## Goal:
Go through the records and copy each line where the word "March" occurs.

## Data:
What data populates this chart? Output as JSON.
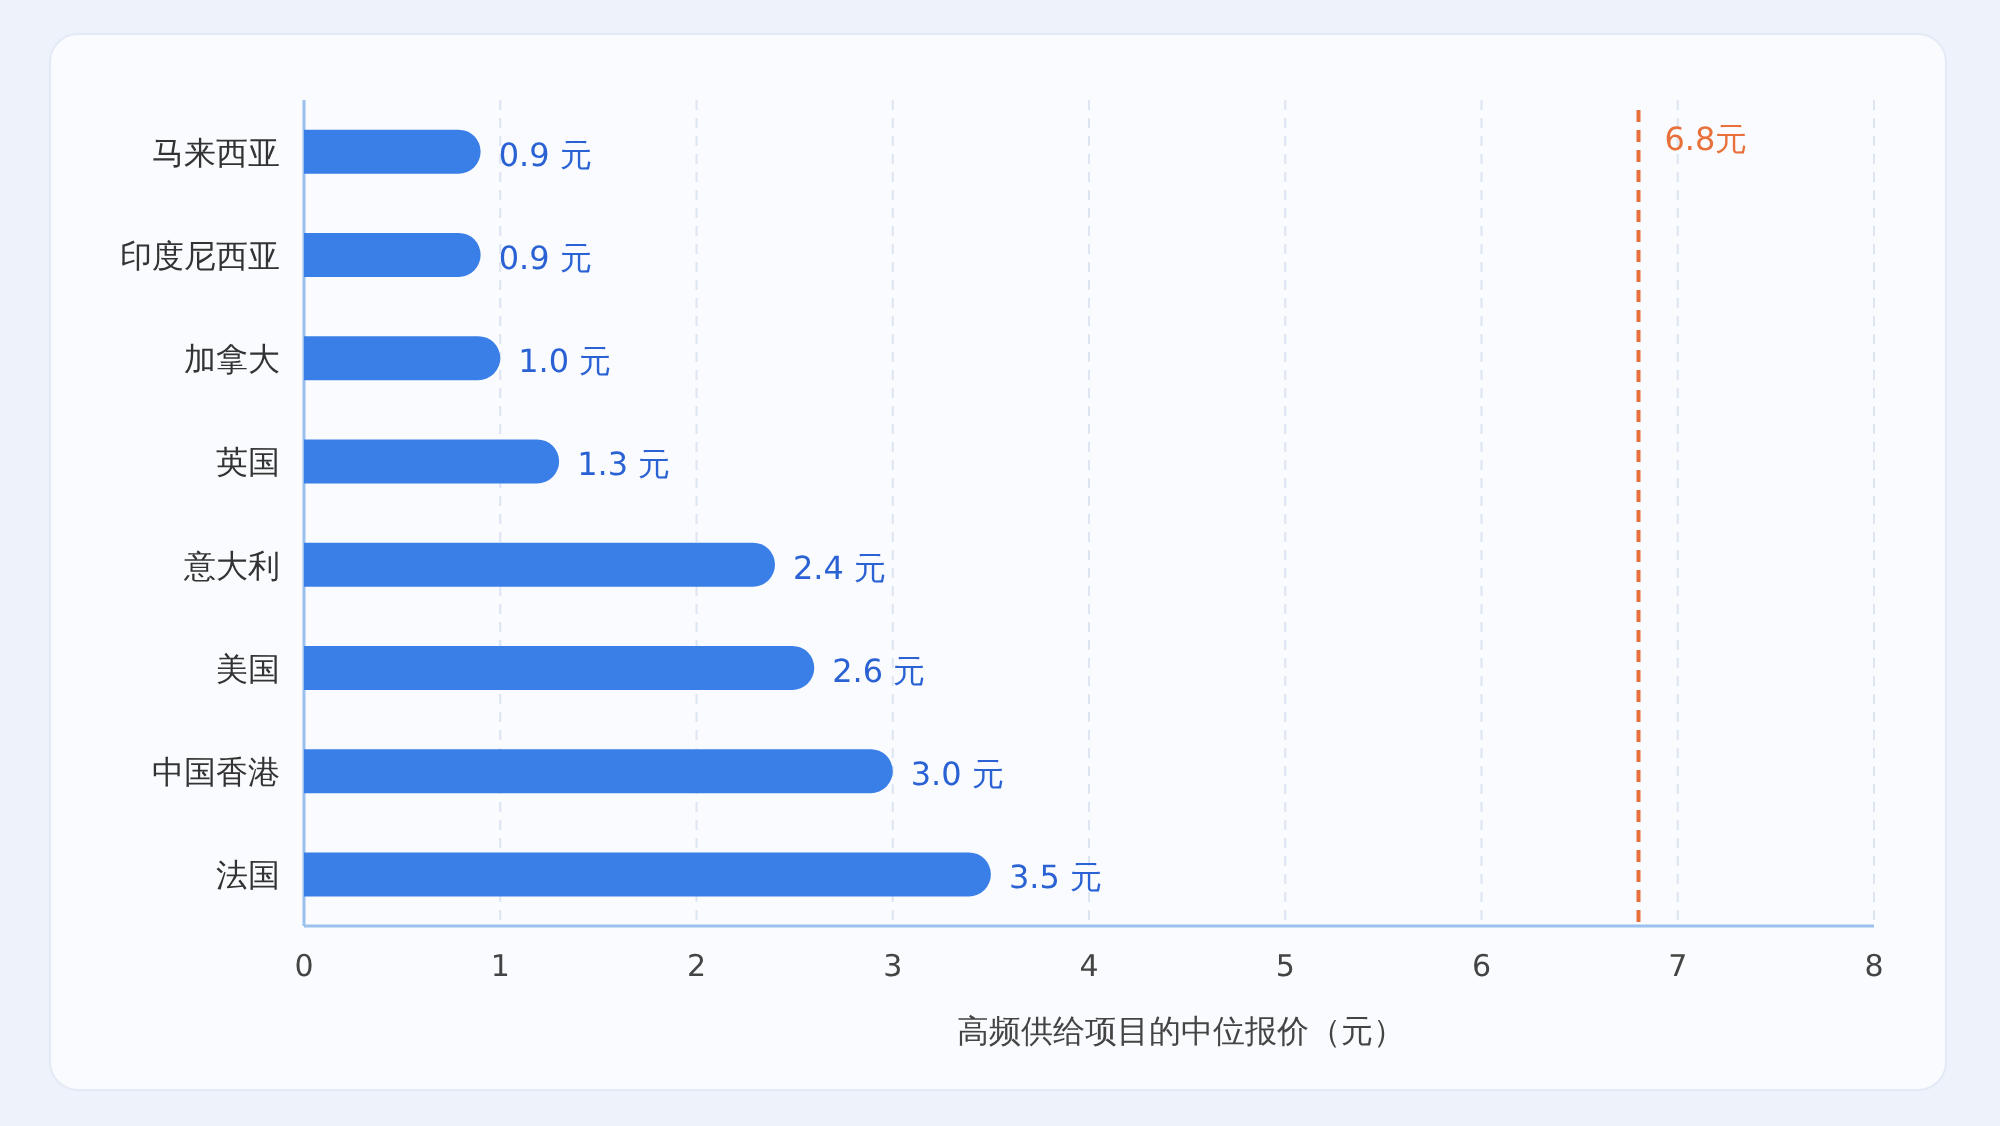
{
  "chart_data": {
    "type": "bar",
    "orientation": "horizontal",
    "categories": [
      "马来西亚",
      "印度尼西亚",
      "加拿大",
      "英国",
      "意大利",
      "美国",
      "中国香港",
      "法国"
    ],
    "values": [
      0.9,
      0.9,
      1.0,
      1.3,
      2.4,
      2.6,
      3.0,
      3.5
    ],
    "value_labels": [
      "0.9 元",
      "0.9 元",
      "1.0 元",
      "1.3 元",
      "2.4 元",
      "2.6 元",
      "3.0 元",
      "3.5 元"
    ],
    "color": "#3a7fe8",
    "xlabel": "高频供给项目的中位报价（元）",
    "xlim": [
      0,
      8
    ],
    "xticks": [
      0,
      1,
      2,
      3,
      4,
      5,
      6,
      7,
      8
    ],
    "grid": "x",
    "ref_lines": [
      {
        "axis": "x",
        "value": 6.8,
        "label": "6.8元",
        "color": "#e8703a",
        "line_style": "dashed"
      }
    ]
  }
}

---

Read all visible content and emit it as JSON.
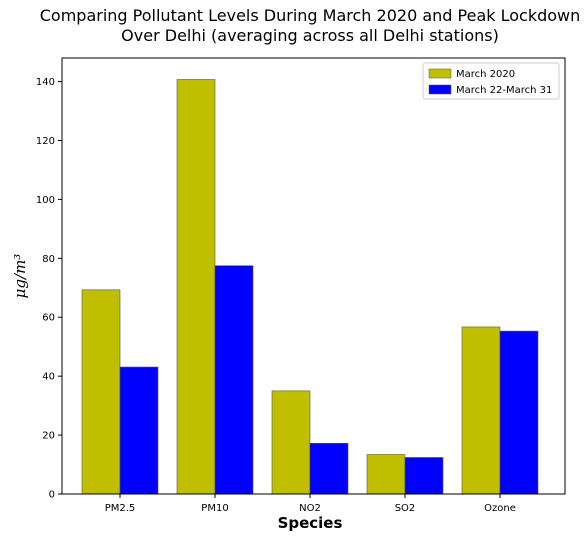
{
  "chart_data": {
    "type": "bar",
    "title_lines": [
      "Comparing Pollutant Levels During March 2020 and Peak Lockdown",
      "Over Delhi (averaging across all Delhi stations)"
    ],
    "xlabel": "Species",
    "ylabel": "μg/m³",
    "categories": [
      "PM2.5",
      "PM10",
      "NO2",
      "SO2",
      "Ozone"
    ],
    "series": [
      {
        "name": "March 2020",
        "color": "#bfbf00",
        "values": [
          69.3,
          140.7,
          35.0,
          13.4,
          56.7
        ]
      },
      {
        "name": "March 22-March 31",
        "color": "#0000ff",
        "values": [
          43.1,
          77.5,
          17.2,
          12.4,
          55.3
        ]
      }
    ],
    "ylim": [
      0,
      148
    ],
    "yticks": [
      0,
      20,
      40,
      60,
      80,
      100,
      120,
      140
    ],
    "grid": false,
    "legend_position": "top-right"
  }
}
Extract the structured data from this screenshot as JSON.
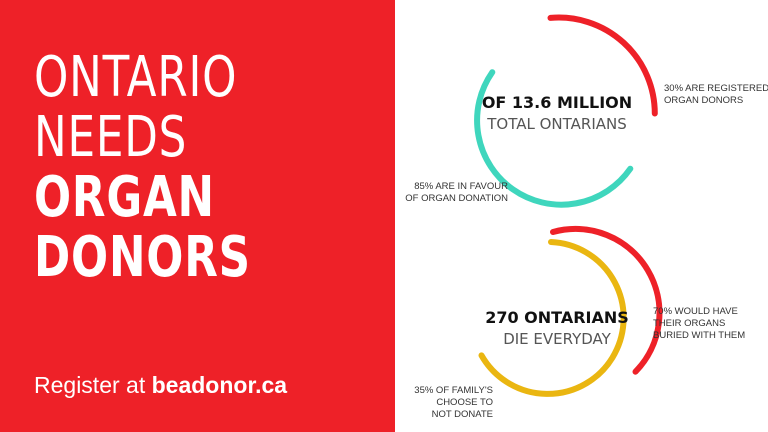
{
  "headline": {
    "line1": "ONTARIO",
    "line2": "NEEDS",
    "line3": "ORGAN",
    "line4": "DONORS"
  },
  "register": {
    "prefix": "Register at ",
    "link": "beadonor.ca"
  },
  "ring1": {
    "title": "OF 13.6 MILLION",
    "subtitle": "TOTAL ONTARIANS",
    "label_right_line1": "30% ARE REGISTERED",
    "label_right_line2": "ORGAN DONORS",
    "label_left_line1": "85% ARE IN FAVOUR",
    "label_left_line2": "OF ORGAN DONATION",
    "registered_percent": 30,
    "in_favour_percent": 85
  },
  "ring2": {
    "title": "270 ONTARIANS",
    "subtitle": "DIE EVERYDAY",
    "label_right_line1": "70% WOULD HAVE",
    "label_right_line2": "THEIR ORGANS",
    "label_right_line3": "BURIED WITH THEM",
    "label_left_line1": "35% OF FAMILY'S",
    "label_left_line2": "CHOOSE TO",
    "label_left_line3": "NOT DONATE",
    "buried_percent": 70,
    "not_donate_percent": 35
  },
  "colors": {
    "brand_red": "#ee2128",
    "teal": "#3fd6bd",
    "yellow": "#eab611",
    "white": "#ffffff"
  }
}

## Response:
      "Comparing Pollutant Levels During March 2020 and Peak Lockdown",
        "name": "March 2020",
        "name": "March 22-March 31",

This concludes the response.